_GIVEN INSTRUCTION:_
Using the material that follows, identify and copy each line with the string "page".

_INPUT DATA:_

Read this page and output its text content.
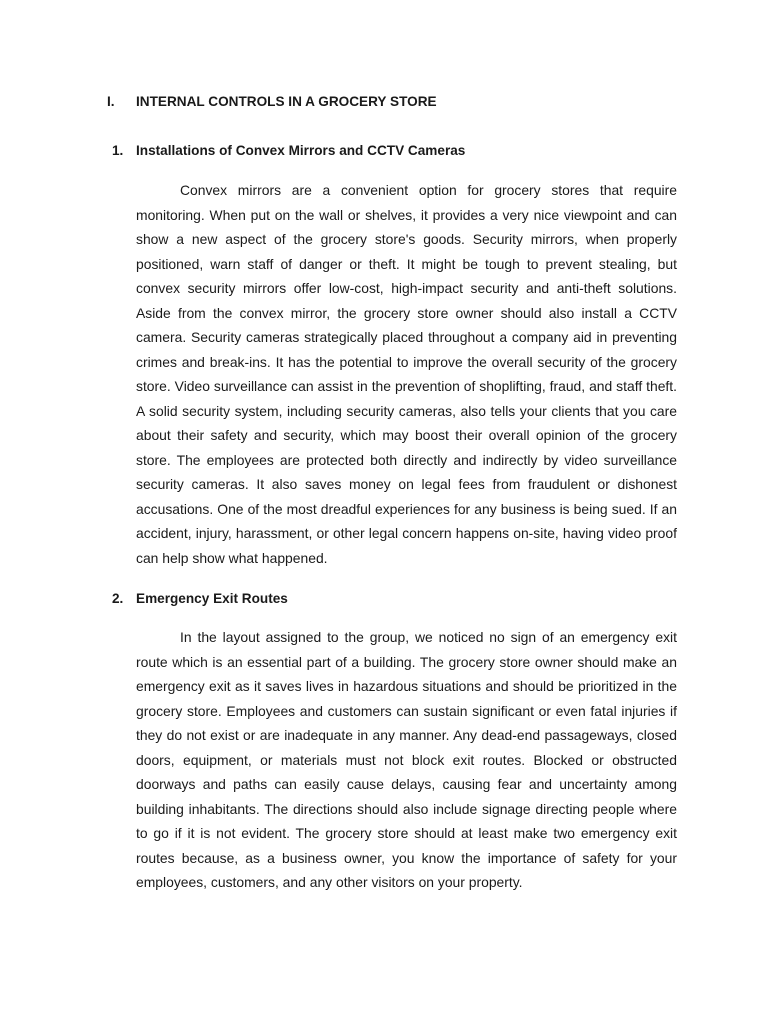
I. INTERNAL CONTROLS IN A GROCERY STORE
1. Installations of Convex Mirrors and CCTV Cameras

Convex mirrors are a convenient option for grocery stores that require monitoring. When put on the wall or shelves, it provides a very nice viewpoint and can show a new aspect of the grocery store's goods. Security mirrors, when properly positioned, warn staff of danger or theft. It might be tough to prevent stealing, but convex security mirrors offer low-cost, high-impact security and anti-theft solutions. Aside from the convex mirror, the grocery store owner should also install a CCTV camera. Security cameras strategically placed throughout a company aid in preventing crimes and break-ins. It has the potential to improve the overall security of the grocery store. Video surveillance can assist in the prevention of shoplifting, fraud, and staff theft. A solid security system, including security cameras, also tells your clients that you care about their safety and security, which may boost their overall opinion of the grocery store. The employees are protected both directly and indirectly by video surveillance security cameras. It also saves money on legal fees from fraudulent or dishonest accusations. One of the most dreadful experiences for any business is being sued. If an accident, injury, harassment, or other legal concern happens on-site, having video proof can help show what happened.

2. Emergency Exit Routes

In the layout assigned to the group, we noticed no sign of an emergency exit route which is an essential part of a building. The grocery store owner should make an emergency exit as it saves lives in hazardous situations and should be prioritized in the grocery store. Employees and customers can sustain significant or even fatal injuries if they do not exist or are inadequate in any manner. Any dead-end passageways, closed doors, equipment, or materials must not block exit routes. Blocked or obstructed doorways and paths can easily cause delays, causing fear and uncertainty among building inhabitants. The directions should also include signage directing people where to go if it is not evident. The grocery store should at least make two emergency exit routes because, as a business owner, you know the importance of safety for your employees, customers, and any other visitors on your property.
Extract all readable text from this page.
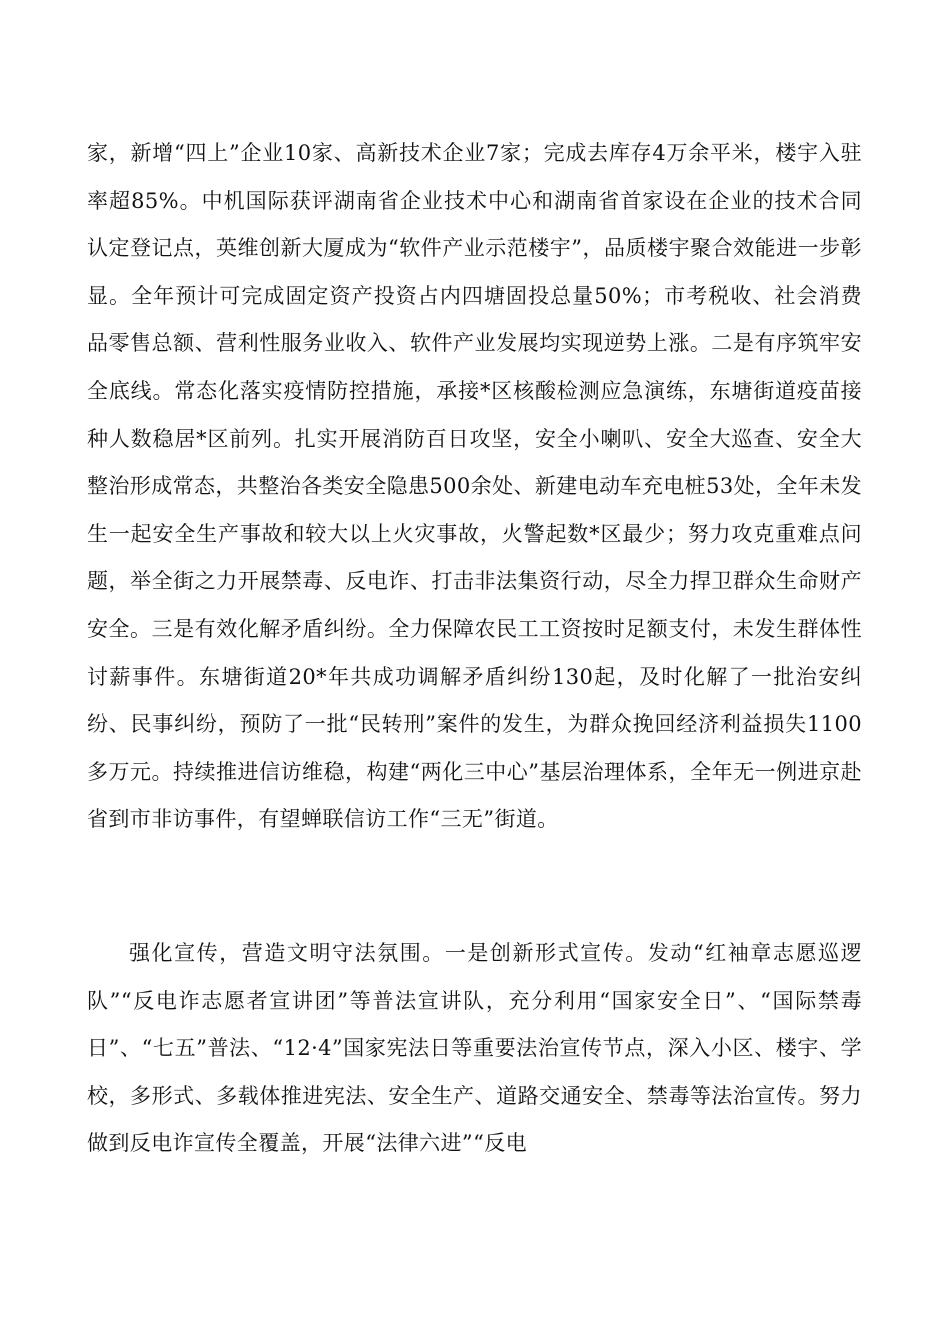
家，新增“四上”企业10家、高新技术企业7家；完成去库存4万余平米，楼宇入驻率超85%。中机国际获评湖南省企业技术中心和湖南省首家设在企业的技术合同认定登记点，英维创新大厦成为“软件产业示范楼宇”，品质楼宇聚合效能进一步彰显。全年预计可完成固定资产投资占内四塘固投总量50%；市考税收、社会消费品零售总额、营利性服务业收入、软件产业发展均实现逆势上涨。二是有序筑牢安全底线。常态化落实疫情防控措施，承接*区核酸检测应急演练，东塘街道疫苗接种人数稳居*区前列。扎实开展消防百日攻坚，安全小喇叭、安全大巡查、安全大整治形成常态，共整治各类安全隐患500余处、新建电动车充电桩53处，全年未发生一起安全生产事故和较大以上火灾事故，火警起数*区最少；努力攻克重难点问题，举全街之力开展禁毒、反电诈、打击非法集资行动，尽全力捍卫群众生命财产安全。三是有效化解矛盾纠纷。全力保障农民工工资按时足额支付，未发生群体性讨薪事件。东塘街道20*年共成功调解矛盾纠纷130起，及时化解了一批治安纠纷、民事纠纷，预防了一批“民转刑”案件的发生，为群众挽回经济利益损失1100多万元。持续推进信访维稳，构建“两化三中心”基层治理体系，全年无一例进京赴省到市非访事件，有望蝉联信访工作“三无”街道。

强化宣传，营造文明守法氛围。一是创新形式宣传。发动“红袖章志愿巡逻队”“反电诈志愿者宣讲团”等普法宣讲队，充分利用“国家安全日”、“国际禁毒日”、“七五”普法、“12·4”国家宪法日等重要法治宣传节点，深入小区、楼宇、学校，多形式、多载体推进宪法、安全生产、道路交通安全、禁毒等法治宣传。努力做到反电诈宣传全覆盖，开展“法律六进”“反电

_SOLUTION FOR THIS TASK:_
Read this page and output its text content.
Extract all readable text from this page.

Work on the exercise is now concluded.